## Task requirements
Go through the records below line by line. Count the lines with "Turn" and give the count alone.

## Records provided
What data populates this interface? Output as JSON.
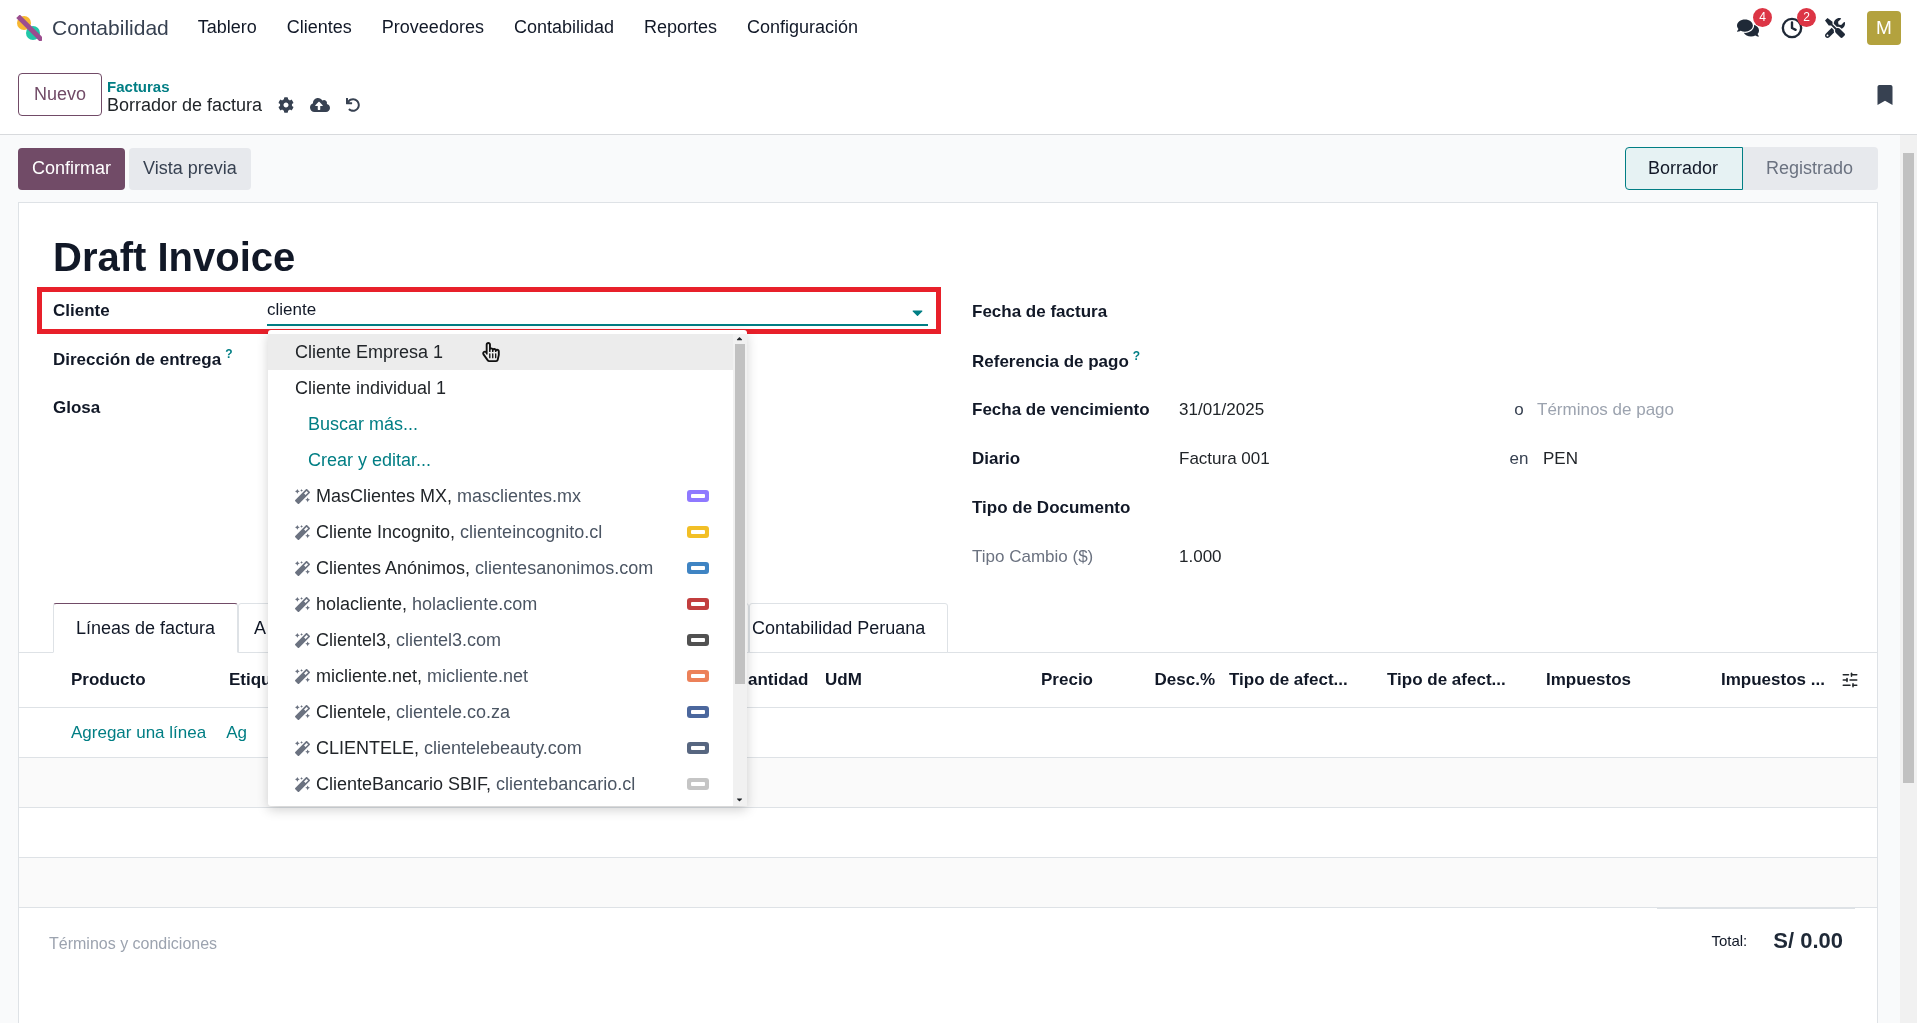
{
  "app": {
    "name": "Contabilidad"
  },
  "menu": [
    "Tablero",
    "Clientes",
    "Proveedores",
    "Contabilidad",
    "Reportes",
    "Configuración"
  ],
  "systray": [
    {
      "kind": "chat",
      "badge": "4"
    },
    {
      "kind": "activity",
      "badge": "2"
    },
    {
      "kind": "tools"
    },
    {
      "kind": "avatar",
      "initial": "M"
    }
  ],
  "control_panel": {
    "new_button": "Nuevo",
    "breadcrumb": "Facturas",
    "record_title": "Borrador de factura"
  },
  "actions": [
    {
      "label": "Confirmar",
      "primary": true
    },
    {
      "label": "Vista previa",
      "primary": false
    }
  ],
  "status_stages": [
    {
      "label": "Borrador",
      "selected": true
    },
    {
      "label": "Registrado",
      "selected": false
    }
  ],
  "title": "Draft Invoice",
  "left_fields": [
    {
      "label": "Cliente",
      "value": "cliente",
      "highlighted": true
    },
    {
      "label": "Dirección de entrega",
      "help": "?",
      "highlighted": false
    },
    {
      "label": "Glosa",
      "highlighted": false
    }
  ],
  "autocomplete": [
    {
      "kind": "record",
      "name": "Cliente Empresa 1",
      "selected": true
    },
    {
      "kind": "record",
      "name": "Cliente individual 1",
      "selected": false
    },
    {
      "kind": "action",
      "name": "Buscar más...",
      "selected": false
    },
    {
      "kind": "action",
      "name": "Crear y editar...",
      "selected": false
    },
    {
      "kind": "suggestion",
      "name": "MasClientes MX,",
      "domain": "masclientes.mx",
      "selected": false
    },
    {
      "kind": "suggestion",
      "name": "Cliente Incognito,",
      "domain": "clienteincognito.cl",
      "selected": false
    },
    {
      "kind": "suggestion",
      "name": "Clientes Anónimos,",
      "domain": "clientesanonimos.com",
      "selected": false
    },
    {
      "kind": "suggestion",
      "name": "holacliente,",
      "domain": "holacliente.com",
      "selected": false
    },
    {
      "kind": "suggestion",
      "name": "Clientel3,",
      "domain": "clientel3.com",
      "selected": false
    },
    {
      "kind": "suggestion",
      "name": "micliente.net,",
      "domain": "micliente.net",
      "selected": false
    },
    {
      "kind": "suggestion",
      "name": "Clientele,",
      "domain": "clientele.co.za",
      "selected": false
    },
    {
      "kind": "suggestion",
      "name": "CLIENTELE,",
      "domain": "clientelebeauty.com",
      "selected": false
    },
    {
      "kind": "suggestion",
      "name": "ClienteBancario SBIF,",
      "domain": "clientebancario.cl",
      "selected": false
    }
  ],
  "right_fields": [
    {
      "label": "Fecha de factura",
      "muted": false
    },
    {
      "label": "Referencia de pago",
      "help": "?",
      "muted": false
    },
    {
      "label": "Fecha de vencimiento",
      "value": "31/01/2025",
      "separator": "o",
      "extra_placeholder": "Términos de pago",
      "muted": false
    },
    {
      "label": "Diario",
      "value": "Factura 001",
      "separator": "en",
      "extra_value": "PEN",
      "muted": false
    },
    {
      "label": "Tipo de Documento",
      "muted": false
    },
    {
      "label": "Tipo Cambio ($)",
      "value": "1.000",
      "muted": true
    }
  ],
  "tabs": [
    {
      "label": "Líneas de factura",
      "selected": true
    },
    {
      "label": "A",
      "selected": false
    },
    {
      "label": "Contabilidad Peruana",
      "selected": false
    }
  ],
  "table": {
    "columns": [
      "Producto",
      "Etiqu",
      "antidad",
      "UdM",
      "Precio",
      "Desc.%",
      "Tipo de afect...",
      "Tipo de afect...",
      "Impuestos",
      "Impuestos ..."
    ],
    "add_links": [
      "Agregar una línea",
      "Ag"
    ]
  },
  "footer": {
    "terms_placeholder": "Términos y condiciones",
    "total_label": "Total:",
    "total_value": "S/ 0.00"
  }
}
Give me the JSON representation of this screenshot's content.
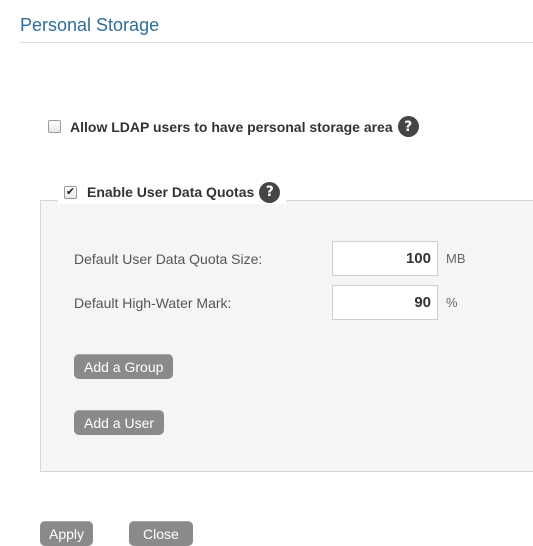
{
  "page": {
    "title": "Personal Storage"
  },
  "ldap": {
    "label": "Allow LDAP users to have personal storage area",
    "checked": false
  },
  "quotas": {
    "label": "Enable User Data Quotas",
    "checked": true,
    "default_size": {
      "label": "Default User Data Quota Size:",
      "value": "100",
      "unit": "MB"
    },
    "high_water": {
      "label": "Default High-Water Mark:",
      "value": "90",
      "unit": "%"
    },
    "add_group_label": "Add a Group",
    "add_user_label": "Add a User"
  },
  "actions": {
    "apply_label": "Apply",
    "close_label": "Close"
  },
  "icons": {
    "help": "help-icon",
    "checkmark": "checkmark-icon"
  },
  "colors": {
    "title": "#2f6d9a",
    "button": "#8a8a8a",
    "panel": "#f5f5f5"
  }
}
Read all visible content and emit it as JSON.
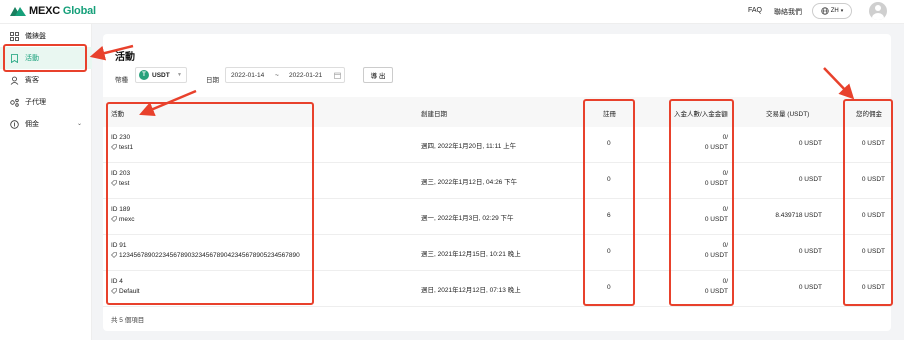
{
  "header": {
    "brand": "MEXC",
    "brand_suffix": "Global",
    "faq": "FAQ",
    "contact": "聯絡我們",
    "language": "ZH"
  },
  "sidebar": {
    "items": [
      {
        "label": "儀錶盤",
        "icon": "dashboard-icon"
      },
      {
        "label": "活動",
        "icon": "bookmark-icon"
      },
      {
        "label": "賓客",
        "icon": "guest-icon"
      },
      {
        "label": "子代理",
        "icon": "sub-agent-icon"
      },
      {
        "label": "佣金",
        "icon": "commission-icon"
      }
    ]
  },
  "page": {
    "title": "活動",
    "currency_label": "幣種",
    "currency_value": "USDT",
    "date_label": "日期",
    "date_start": "2022-01-14",
    "date_sep": "~",
    "date_end": "2022-01-21",
    "export_label": "導 出"
  },
  "table": {
    "columns": [
      "活動",
      "創建日期",
      "註冊",
      "入金人數/入金金額",
      "交易量 (USDT)",
      "您的佣金"
    ],
    "rows": [
      {
        "id": "ID 230",
        "name": "test1",
        "created": "週四, 2022年1月20日, 11:11 上午",
        "registrations": "0",
        "deposit_count": "0/",
        "deposit_amount": "0 USDT",
        "volume": "0 USDT",
        "commission": "0 USDT"
      },
      {
        "id": "ID 203",
        "name": "test",
        "created": "週三, 2022年1月12日, 04:26 下午",
        "registrations": "0",
        "deposit_count": "0/",
        "deposit_amount": "0 USDT",
        "volume": "0 USDT",
        "commission": "0 USDT"
      },
      {
        "id": "ID 189",
        "name": "mexc",
        "created": "週一, 2022年1月3日, 02:29 下午",
        "registrations": "6",
        "deposit_count": "0/",
        "deposit_amount": "0 USDT",
        "volume": "8.439718 USDT",
        "commission": "0 USDT"
      },
      {
        "id": "ID 91",
        "name": "1234567890223456789032345678904234567890523456789​0",
        "created": "週三, 2021年12月15日, 10:21 晚上",
        "registrations": "0",
        "deposit_count": "0/",
        "deposit_amount": "0 USDT",
        "volume": "0 USDT",
        "commission": "0 USDT"
      },
      {
        "id": "ID 4",
        "name": "Default",
        "created": "週日, 2021年12月12日, 07:13 晚上",
        "registrations": "0",
        "deposit_count": "0/",
        "deposit_amount": "0 USDT",
        "volume": "0 USDT",
        "commission": "0 USDT"
      }
    ],
    "total": "共 5 個項目"
  },
  "colors": {
    "accent": "#16a07a",
    "annotation": "#e8412c"
  }
}
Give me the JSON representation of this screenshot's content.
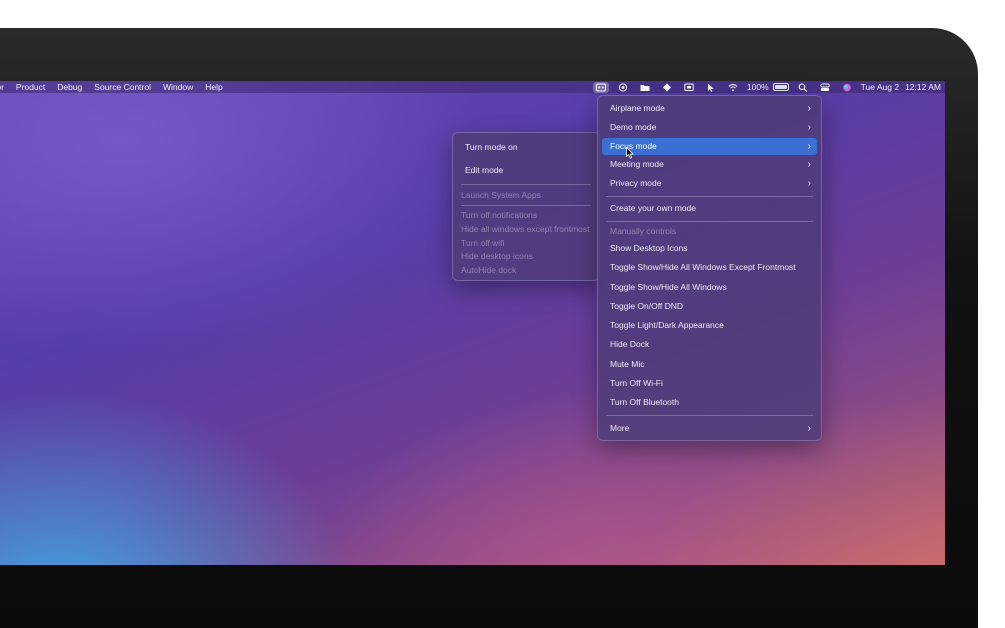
{
  "menubar": {
    "items": [
      "tor",
      "Product",
      "Debug",
      "Source Control",
      "Window",
      "Help"
    ],
    "battery_percent": "100%",
    "date": "Tue Aug 2",
    "time": "12:12 AM"
  },
  "focus_menu": {
    "items": [
      "Airplane mode",
      "Demo mode",
      "Focus mode",
      "Meeting mode",
      "Privacy mode"
    ],
    "create_label": "Create your own mode",
    "section_header": "Manually controls",
    "controls": [
      "Show Desktop Icons",
      "Toggle Show/Hide All Windows Except Frontmost",
      "Toggle Show/Hide All Windows",
      "Toggle On/Off DND",
      "Toggle Light/Dark Appearance",
      "Hide Dock",
      "Mute Mic",
      "Turn Off Wi-Fi",
      "Turn Off Bluetooth"
    ],
    "more_label": "More",
    "chevron": "›",
    "highlight_color": "#3a6fd3"
  },
  "submenu": {
    "actions": [
      "Turn mode on",
      "Edit mode"
    ],
    "section_header": "Launch System Apps",
    "disabled_items": [
      "Turn off notifications",
      "Hide all windows except frontmost",
      "Turn off wifi",
      "Hide desktop icons",
      "AutoHide dock"
    ]
  }
}
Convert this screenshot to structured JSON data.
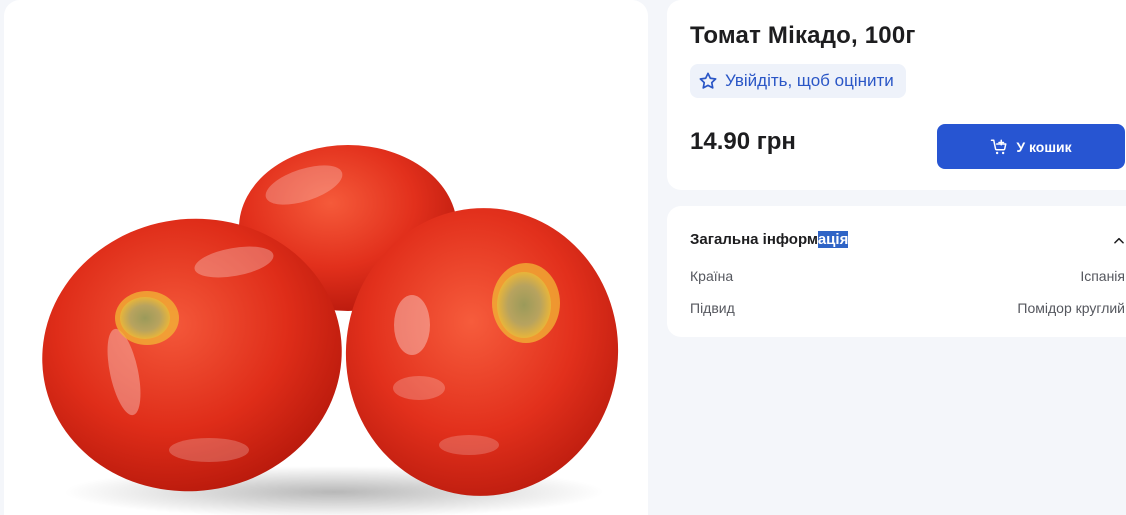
{
  "product": {
    "title": "Томат Мікадо, 100г",
    "rating_prompt": "Увійдіть, щоб оцінити",
    "price": "14.90 грн",
    "add_to_cart_label": "У кошик",
    "image_icon": "tomato-photo"
  },
  "details": {
    "section_title_start": "Загальна інформ",
    "section_title_selected": "ація",
    "rows": [
      {
        "label": "Країна",
        "value": "Іспанія"
      },
      {
        "label": "Підвид",
        "value": "Помідор круглий"
      }
    ]
  },
  "icons": {
    "rating": "star-outline-icon",
    "cart": "cart-plus-icon",
    "collapse": "chevron-up-icon"
  },
  "colors": {
    "accent": "#2755d2",
    "link": "#2a56c6",
    "chip_bg": "#eef2fa",
    "page_bg": "#f4f6fa",
    "selection": "#2f64c6"
  }
}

## Response
5